| What is being asked |
From the listing below, pull out all lines with "rise" in them.

┌──

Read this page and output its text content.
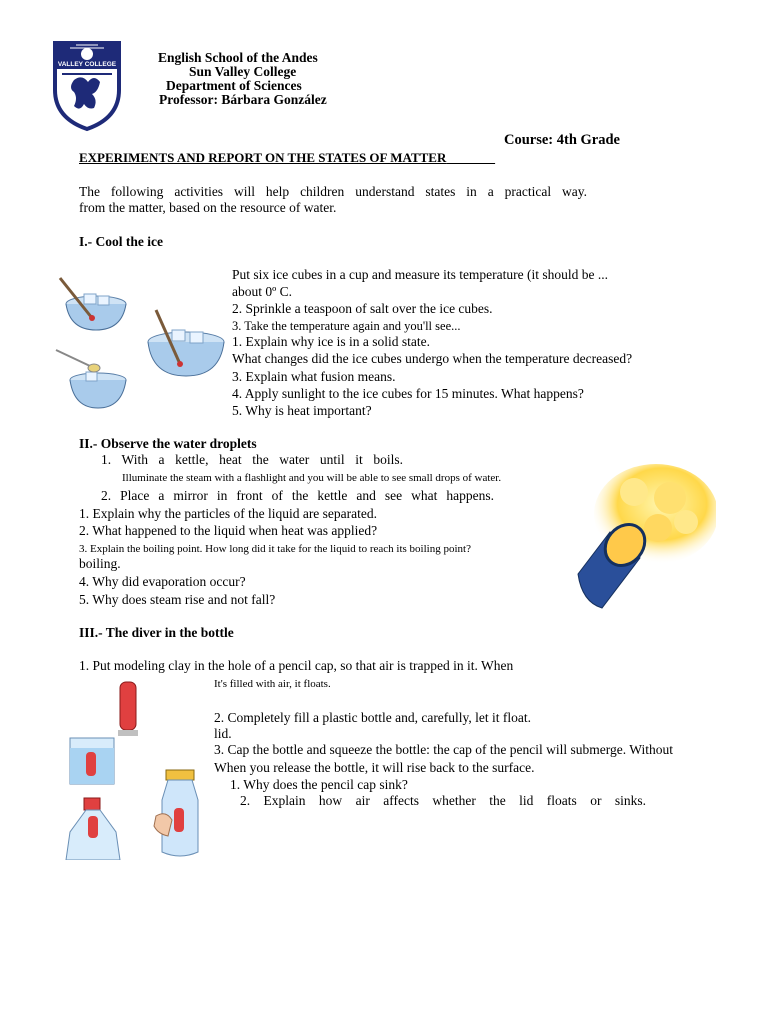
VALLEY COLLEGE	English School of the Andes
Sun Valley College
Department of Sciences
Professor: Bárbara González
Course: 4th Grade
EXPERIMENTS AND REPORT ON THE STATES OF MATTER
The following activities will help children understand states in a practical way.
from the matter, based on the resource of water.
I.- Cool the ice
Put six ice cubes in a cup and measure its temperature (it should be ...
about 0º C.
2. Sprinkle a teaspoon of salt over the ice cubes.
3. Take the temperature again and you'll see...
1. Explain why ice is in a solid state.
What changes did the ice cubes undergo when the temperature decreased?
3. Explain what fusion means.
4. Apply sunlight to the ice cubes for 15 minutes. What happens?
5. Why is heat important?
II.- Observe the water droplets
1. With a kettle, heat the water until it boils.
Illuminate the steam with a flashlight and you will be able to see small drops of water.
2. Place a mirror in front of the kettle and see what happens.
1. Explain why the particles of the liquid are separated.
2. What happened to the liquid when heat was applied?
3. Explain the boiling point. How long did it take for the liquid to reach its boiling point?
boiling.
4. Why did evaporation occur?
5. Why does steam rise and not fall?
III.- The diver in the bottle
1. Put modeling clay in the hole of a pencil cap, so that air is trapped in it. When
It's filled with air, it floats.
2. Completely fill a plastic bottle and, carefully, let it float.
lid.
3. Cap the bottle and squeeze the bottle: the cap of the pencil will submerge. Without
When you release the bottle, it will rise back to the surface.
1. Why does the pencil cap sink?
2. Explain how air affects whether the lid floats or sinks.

└──

| Answer below |
5. Why does steam rise and not fall?
When you release the bottle, it will rise back to the surface.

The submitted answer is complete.